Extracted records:
* * *

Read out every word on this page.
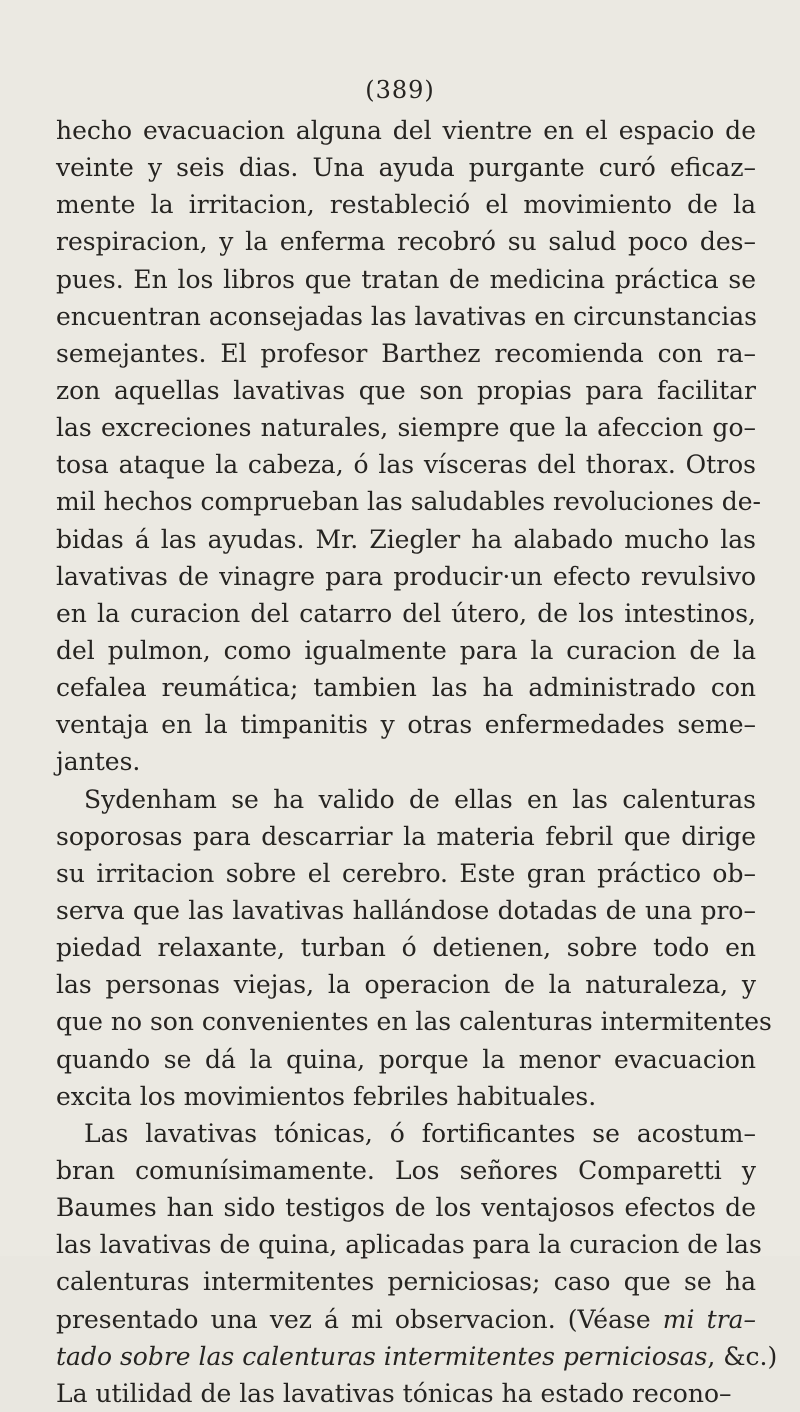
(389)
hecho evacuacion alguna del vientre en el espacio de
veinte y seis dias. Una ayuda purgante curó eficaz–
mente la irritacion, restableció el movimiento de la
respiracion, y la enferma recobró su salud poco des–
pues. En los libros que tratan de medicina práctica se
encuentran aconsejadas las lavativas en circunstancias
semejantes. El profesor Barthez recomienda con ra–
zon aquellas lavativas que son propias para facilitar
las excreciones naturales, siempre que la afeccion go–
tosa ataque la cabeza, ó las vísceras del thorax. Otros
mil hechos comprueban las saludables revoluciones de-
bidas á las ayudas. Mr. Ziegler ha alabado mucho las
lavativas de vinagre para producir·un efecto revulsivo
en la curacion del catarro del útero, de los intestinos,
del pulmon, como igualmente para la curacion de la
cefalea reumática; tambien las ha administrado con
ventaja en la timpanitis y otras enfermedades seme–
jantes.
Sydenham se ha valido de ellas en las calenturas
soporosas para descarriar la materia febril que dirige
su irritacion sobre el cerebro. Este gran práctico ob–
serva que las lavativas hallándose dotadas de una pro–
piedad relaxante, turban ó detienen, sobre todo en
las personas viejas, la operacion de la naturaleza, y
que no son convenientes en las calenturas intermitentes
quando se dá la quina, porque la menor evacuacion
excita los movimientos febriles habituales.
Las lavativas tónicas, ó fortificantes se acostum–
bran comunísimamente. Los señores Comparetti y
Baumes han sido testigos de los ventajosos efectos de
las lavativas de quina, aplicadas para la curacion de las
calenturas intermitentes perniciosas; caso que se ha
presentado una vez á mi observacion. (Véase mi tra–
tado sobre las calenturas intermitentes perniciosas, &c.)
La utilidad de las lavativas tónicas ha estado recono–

* * *

_Exercise requirements:_ Your task is to reproduce all of the material exactly. The pictures stay out.

_Reply to the exercise:_
Read out every word on this page.
(389)
hecho evacuacion alguna del vientre en el espacio de
veinte y seis dias. Una ayuda purgante curó eficaz–
mente la irritacion, restableció el movimiento de la
respiracion, y la enferma recobró su salud poco des–
pues. En los libros que tratan de medicina práctica se
encuentran aconsejadas las lavativas en circunstancias
semejantes. El profesor Barthez recomienda con ra–
zon aquellas lavativas que son propias para facilitar
las excreciones naturales, siempre que la afeccion go–
tosa ataque la cabeza, ó las vísceras del thorax. Otros
mil hechos comprueban las saludables revoluciones de-
bidas á las ayudas. Mr. Ziegler ha alabado mucho las
lavativas de vinagre para producir·un efecto revulsivo
en la curacion del catarro del útero, de los intestinos,
del pulmon, como igualmente para la curacion de la
cefalea reumática; tambien las ha administrado con
ventaja en la timpanitis y otras enfermedades seme–
jantes.
Sydenham se ha valido de ellas en las calenturas
soporosas para descarriar la materia febril que dirige
su irritacion sobre el cerebro. Este gran práctico ob–
serva que las lavativas hallándose dotadas de una pro–
piedad relaxante, turban ó detienen, sobre todo en
las personas viejas, la operacion de la naturaleza, y
que no son convenientes en las calenturas intermitentes
quando se dá la quina, porque la menor evacuacion
excita los movimientos febriles habituales.
Las lavativas tónicas, ó fortificantes se acostum–
bran comunísimamente. Los señores Comparetti y
Baumes han sido testigos de los ventajosos efectos de
las lavativas de quina, aplicadas para la curacion de las
calenturas intermitentes perniciosas; caso que se ha
presentado una vez á mi observacion. (Véase mi tra–
tado sobre las calenturas intermitentes perniciosas, &c.)
La utilidad de las lavativas tónicas ha estado recono–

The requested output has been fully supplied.